● Dataset listings of figures:

──────────────────────────────

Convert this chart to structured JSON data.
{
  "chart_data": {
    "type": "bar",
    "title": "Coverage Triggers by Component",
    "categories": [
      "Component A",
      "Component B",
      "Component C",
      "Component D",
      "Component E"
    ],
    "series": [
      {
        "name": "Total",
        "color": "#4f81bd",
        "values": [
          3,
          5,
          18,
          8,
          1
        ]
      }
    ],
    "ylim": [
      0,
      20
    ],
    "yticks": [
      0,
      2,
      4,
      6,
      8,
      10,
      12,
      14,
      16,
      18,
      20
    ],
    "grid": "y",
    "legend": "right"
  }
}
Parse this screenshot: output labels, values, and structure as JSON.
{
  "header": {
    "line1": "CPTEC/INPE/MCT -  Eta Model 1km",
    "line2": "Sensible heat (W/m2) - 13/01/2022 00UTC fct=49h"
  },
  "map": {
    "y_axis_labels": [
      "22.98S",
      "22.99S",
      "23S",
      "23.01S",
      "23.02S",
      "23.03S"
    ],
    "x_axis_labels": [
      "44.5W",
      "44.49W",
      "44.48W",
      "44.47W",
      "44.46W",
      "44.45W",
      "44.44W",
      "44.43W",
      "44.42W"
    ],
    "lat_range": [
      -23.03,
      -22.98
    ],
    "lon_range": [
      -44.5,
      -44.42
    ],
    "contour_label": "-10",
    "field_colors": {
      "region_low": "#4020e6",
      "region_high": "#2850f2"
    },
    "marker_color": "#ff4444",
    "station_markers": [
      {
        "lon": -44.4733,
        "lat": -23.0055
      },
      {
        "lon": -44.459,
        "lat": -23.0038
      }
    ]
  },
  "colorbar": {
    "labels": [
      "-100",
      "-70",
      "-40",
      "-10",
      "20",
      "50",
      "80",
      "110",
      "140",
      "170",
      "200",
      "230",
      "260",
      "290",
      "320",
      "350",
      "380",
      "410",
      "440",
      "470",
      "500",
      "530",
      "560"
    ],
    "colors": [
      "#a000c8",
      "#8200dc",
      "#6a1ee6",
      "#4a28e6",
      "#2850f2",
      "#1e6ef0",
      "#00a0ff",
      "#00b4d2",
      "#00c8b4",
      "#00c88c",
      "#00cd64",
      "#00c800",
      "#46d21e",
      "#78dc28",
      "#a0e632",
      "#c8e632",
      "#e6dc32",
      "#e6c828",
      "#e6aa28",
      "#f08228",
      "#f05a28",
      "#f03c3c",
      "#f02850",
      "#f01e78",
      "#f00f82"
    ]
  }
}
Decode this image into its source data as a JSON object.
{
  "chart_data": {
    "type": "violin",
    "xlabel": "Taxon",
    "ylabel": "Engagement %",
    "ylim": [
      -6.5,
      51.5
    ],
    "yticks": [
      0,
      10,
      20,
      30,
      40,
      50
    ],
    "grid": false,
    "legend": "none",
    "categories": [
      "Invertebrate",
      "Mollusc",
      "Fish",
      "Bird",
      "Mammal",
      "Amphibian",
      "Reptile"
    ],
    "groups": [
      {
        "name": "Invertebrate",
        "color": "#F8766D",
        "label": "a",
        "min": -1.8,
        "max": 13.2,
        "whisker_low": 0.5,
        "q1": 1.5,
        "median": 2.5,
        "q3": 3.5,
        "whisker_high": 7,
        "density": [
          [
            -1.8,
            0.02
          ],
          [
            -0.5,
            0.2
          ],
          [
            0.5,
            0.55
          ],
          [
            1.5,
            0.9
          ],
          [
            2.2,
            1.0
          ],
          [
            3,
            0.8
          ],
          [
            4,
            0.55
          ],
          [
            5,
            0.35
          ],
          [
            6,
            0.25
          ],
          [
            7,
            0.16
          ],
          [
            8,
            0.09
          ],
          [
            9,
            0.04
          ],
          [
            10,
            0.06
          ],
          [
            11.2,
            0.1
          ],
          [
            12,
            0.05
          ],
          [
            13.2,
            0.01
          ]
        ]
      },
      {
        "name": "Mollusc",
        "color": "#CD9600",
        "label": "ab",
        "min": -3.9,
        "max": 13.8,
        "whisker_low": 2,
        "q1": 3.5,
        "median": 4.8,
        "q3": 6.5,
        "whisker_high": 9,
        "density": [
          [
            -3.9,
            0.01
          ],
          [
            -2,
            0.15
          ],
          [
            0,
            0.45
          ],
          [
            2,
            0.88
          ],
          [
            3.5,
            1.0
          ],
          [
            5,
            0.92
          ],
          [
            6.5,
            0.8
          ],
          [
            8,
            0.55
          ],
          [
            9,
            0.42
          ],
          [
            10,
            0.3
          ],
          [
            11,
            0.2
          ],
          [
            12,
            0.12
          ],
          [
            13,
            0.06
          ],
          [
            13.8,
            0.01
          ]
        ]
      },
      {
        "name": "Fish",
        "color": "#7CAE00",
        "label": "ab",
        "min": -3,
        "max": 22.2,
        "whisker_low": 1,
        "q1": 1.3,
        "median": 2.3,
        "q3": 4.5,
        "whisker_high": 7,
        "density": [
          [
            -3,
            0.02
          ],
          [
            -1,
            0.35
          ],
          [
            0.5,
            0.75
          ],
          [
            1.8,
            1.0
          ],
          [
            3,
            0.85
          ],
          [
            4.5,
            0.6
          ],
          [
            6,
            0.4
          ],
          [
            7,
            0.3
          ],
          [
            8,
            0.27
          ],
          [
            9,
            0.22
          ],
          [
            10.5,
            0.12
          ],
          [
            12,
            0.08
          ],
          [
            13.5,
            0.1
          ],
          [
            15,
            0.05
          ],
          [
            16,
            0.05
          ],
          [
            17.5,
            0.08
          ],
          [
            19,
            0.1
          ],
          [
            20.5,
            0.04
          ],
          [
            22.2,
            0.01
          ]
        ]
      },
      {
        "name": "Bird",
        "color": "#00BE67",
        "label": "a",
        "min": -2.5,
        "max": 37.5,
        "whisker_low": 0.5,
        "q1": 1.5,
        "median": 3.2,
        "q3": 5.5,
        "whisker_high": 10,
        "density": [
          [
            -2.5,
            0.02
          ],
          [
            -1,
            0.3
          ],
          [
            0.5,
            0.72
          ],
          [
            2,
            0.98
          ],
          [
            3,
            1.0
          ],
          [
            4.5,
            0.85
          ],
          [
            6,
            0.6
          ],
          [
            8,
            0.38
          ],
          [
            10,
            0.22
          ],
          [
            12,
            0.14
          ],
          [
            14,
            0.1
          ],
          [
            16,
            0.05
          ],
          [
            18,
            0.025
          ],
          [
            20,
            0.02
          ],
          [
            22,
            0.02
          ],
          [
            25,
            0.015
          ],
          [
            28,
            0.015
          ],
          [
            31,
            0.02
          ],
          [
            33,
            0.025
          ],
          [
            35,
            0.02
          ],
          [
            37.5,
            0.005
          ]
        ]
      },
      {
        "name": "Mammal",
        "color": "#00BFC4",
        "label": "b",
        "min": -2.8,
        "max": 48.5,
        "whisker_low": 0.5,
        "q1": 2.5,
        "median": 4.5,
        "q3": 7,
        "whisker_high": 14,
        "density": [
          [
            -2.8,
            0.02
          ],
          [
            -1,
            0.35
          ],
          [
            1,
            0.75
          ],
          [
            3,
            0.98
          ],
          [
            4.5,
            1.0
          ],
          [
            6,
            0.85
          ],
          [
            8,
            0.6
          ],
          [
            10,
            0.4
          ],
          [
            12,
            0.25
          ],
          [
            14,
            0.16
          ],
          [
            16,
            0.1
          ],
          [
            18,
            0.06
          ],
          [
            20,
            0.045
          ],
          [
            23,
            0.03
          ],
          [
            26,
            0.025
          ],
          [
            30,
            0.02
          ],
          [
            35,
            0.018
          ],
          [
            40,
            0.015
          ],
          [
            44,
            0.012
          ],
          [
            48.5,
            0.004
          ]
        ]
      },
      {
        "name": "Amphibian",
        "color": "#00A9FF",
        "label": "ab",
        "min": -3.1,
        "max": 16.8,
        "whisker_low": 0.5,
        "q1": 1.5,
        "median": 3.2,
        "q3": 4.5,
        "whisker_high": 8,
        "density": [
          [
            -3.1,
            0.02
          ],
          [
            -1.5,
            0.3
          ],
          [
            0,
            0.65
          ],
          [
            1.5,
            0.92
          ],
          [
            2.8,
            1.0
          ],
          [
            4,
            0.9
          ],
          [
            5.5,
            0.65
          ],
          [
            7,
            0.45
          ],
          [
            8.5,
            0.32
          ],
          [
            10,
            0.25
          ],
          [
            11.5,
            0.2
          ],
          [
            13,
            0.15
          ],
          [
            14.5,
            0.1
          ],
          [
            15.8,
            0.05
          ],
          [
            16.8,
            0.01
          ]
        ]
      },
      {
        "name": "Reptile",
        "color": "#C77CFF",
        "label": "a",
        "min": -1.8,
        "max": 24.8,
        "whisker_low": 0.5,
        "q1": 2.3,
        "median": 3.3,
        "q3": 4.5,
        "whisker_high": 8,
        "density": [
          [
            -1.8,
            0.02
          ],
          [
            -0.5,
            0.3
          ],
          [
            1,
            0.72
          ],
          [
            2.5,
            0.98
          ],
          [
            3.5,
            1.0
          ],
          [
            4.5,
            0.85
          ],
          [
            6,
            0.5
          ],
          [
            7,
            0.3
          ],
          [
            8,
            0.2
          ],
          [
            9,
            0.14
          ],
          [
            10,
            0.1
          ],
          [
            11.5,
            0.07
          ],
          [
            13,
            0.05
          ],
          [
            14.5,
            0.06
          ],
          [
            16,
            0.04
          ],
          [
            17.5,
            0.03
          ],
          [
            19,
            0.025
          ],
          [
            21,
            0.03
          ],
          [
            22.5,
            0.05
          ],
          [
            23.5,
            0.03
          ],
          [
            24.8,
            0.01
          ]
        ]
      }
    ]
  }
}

──────────────────────────────

Extract each line holding the word "Component" from the records.

● PROBLEM SOLUTION:
    "title": "Coverage Triggers by Component",
      "Component A",
      "Component B",
      "Component C",
      "Component D",
      "Component E"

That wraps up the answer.